Challenge → Transcribe the lines below word for word, leaving out the pictures.

(Layout annotation records)
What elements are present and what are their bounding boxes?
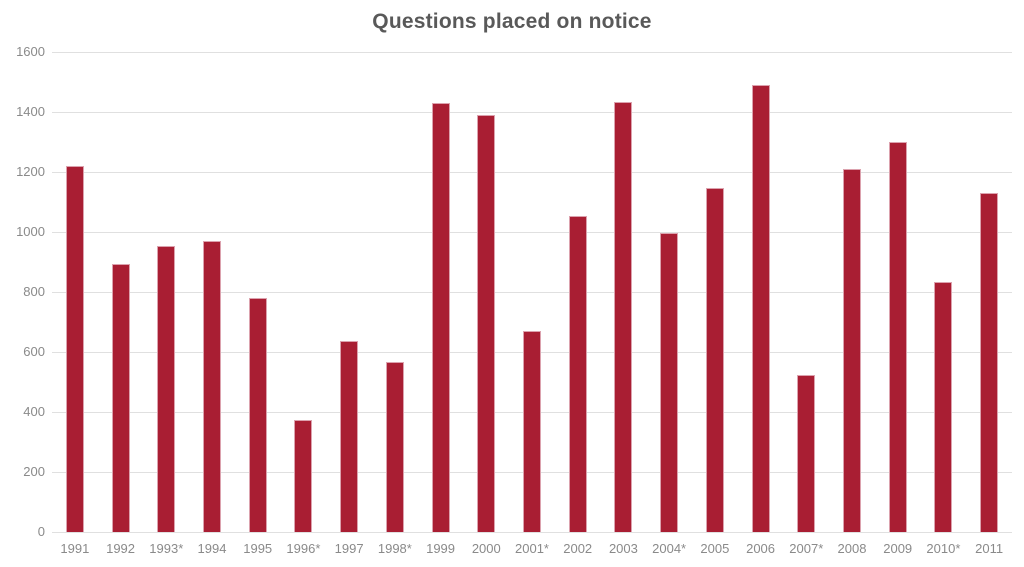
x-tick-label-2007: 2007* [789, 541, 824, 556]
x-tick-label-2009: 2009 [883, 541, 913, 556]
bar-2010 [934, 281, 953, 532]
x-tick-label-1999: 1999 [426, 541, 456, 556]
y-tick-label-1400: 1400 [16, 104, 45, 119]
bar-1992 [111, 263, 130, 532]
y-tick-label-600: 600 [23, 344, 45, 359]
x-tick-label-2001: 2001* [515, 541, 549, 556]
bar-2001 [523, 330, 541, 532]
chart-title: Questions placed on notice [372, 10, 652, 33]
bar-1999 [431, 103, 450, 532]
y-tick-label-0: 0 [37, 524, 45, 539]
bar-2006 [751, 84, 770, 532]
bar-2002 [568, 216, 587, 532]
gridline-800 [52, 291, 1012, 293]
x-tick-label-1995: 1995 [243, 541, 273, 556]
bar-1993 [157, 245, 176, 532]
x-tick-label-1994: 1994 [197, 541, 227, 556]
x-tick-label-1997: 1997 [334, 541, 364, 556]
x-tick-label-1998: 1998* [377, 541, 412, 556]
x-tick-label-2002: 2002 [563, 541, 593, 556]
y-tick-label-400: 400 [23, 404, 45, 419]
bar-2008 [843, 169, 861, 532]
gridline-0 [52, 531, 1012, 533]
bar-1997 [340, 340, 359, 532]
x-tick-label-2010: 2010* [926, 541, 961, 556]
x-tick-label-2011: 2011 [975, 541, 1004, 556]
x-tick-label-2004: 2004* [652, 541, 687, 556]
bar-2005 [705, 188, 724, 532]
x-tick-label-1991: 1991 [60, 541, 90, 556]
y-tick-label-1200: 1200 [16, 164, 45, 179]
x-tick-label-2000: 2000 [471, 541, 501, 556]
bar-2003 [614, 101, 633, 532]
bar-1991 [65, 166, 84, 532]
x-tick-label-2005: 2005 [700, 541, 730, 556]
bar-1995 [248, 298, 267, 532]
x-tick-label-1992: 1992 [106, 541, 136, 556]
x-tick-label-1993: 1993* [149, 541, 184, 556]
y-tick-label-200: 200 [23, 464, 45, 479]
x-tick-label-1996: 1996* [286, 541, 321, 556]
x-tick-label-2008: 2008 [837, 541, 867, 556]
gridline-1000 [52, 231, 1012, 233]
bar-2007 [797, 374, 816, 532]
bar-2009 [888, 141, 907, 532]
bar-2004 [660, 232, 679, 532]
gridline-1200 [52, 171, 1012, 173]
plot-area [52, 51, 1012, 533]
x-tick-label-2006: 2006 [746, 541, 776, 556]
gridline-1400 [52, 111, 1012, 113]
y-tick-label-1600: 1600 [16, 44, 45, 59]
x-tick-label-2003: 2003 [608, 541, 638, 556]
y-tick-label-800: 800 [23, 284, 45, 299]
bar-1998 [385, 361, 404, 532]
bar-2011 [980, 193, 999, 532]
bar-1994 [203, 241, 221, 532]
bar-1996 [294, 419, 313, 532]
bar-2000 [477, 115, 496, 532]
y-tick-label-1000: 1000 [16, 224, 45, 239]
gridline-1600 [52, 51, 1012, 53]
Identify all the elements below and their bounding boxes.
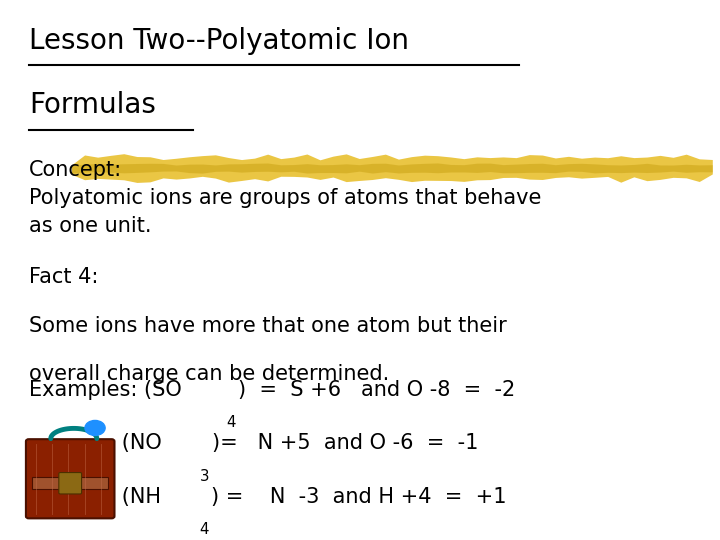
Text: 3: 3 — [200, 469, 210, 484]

Problem solution →
What elements are present and what are their bounding boxes?
x-tick-label-2007: 2007* [789, 541, 824, 556]
x-tick-label-2009: 2009 [883, 541, 913, 556]
bar-2010 [934, 281, 953, 532]
x-tick-label-1999: 1999 [426, 541, 456, 556]
y-tick-label-1400: 1400 [16, 104, 45, 119]
bar-1992 [111, 263, 130, 532]
y-tick-label-600: 600 [23, 344, 45, 359]
x-tick-label-2001: 2001* [515, 541, 549, 556]
bar-2001 [523, 330, 541, 532]
chart-title: Questions placed on notice [372, 10, 652, 33]
bar-1999 [431, 103, 450, 532]
y-tick-label-0: 0 [37, 524, 45, 539]
bar-2006 [751, 84, 770, 532]
bar-2002 [568, 216, 587, 532]
gridline-800 [52, 291, 1012, 293]
x-tick-label-1995: 1995 [243, 541, 273, 556]
bar-1993 [157, 245, 176, 532]
x-tick-label-1994: 1994 [197, 541, 227, 556]
x-tick-label-1997: 1997 [334, 541, 364, 556]
x-tick-label-1998: 1998* [377, 541, 412, 556]
x-tick-label-2002: 2002 [563, 541, 593, 556]
y-tick-label-400: 400 [23, 404, 45, 419]
bar-2008 [843, 169, 861, 532]
gridline-0 [52, 531, 1012, 533]
bar-1997 [340, 340, 359, 532]
x-tick-label-2010: 2010* [926, 541, 961, 556]
x-tick-label-2011: 2011 [975, 541, 1004, 556]
x-tick-label-2004: 2004* [652, 541, 687, 556]
bar-2005 [705, 188, 724, 532]
x-tick-label-1991: 1991 [60, 541, 90, 556]
y-tick-label-1200: 1200 [16, 164, 45, 179]
x-tick-label-2000: 2000 [471, 541, 501, 556]
bar-2003 [614, 101, 633, 532]
bar-1991 [65, 166, 84, 532]
x-tick-label-2005: 2005 [700, 541, 730, 556]
bar-1995 [248, 298, 267, 532]
x-tick-label-1992: 1992 [106, 541, 136, 556]
x-tick-label-1993: 1993* [149, 541, 184, 556]
y-tick-label-200: 200 [23, 464, 45, 479]
x-tick-label-1996: 1996* [286, 541, 321, 556]
x-tick-label-2008: 2008 [837, 541, 867, 556]
gridline-1000 [52, 231, 1012, 233]
bar-2007 [797, 374, 816, 532]
bar-2009 [888, 141, 907, 532]
bar-2004 [660, 232, 679, 532]
gridline-1200 [52, 171, 1012, 173]
plot-area [52, 51, 1012, 533]
x-tick-label-2006: 2006 [746, 541, 776, 556]
gridline-1400 [52, 111, 1012, 113]
y-tick-label-1600: 1600 [16, 44, 45, 59]
x-tick-label-2003: 2003 [608, 541, 638, 556]
y-tick-label-800: 800 [23, 284, 45, 299]
bar-1998 [385, 361, 404, 532]
bar-2011 [980, 193, 999, 532]
bar-1994 [203, 241, 221, 532]
bar-1996 [294, 419, 313, 532]
bar-2000 [477, 115, 496, 532]
y-tick-label-1000: 1000 [16, 224, 45, 239]
gridline-1600 [52, 51, 1012, 53]
Identify all the elements below and their bounding boxes.
Text: 3: 3 — [200, 469, 210, 484]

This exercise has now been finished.